BRIEF »
Return all lines with the word "medie" in them.
◇ ◇ ◇ ◇
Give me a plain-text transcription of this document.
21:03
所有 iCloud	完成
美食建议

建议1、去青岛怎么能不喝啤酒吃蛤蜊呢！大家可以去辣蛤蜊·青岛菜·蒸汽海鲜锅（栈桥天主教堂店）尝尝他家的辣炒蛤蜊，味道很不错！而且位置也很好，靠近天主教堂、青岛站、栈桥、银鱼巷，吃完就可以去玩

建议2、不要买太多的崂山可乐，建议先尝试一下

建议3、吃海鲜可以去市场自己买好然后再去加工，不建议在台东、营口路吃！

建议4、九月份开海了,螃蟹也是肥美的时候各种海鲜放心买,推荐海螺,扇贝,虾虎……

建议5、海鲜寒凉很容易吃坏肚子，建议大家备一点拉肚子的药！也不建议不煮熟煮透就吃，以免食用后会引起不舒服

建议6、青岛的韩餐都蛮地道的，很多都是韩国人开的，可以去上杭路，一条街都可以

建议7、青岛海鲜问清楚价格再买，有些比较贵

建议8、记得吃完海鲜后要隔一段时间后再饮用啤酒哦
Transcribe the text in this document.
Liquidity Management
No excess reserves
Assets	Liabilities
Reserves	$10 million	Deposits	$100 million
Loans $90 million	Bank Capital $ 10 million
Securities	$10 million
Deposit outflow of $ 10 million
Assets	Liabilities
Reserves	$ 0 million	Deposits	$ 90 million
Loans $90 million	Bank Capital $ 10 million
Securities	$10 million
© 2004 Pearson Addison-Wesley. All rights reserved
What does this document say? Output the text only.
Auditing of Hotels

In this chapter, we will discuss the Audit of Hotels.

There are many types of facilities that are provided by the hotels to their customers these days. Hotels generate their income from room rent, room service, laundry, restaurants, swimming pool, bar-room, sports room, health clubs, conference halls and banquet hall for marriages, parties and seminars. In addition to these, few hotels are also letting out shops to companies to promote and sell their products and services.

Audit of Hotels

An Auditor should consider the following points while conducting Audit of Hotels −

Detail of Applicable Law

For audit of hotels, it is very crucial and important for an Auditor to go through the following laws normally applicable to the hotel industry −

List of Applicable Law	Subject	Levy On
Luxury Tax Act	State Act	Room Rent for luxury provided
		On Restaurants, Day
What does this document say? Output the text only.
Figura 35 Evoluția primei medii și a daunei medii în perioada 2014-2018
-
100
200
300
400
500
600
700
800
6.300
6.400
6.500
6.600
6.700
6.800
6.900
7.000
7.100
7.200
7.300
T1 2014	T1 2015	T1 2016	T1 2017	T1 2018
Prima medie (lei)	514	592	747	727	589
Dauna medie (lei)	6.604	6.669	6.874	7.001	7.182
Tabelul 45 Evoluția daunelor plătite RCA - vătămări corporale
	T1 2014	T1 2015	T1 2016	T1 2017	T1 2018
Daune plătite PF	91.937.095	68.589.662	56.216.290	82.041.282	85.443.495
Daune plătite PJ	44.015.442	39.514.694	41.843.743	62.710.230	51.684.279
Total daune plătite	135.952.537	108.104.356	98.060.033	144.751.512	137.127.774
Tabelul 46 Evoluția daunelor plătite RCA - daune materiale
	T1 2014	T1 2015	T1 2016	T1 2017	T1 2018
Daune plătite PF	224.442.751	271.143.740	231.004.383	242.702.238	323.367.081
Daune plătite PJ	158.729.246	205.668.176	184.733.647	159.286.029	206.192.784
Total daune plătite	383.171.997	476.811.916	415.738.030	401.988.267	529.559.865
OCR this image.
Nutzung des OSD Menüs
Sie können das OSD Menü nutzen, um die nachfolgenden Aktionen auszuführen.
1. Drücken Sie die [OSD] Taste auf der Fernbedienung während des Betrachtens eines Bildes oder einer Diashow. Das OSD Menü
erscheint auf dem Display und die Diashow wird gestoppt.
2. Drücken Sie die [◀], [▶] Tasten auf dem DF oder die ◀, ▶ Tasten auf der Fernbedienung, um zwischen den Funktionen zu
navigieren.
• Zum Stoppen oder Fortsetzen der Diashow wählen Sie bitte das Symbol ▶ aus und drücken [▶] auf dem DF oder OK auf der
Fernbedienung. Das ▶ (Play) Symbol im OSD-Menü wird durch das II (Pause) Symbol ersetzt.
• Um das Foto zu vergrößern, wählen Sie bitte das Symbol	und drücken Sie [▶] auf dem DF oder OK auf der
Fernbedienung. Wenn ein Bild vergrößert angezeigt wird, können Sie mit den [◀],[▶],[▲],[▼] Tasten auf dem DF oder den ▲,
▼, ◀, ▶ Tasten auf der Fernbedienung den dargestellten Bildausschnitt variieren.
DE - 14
◇ ◇ ◇ ◇
COMPLETED EXERCISE »
Prima medie (lei)	514	592	747	727	589
Dauna medie (lei)	6.604	6.669	6.874	7.001	7.182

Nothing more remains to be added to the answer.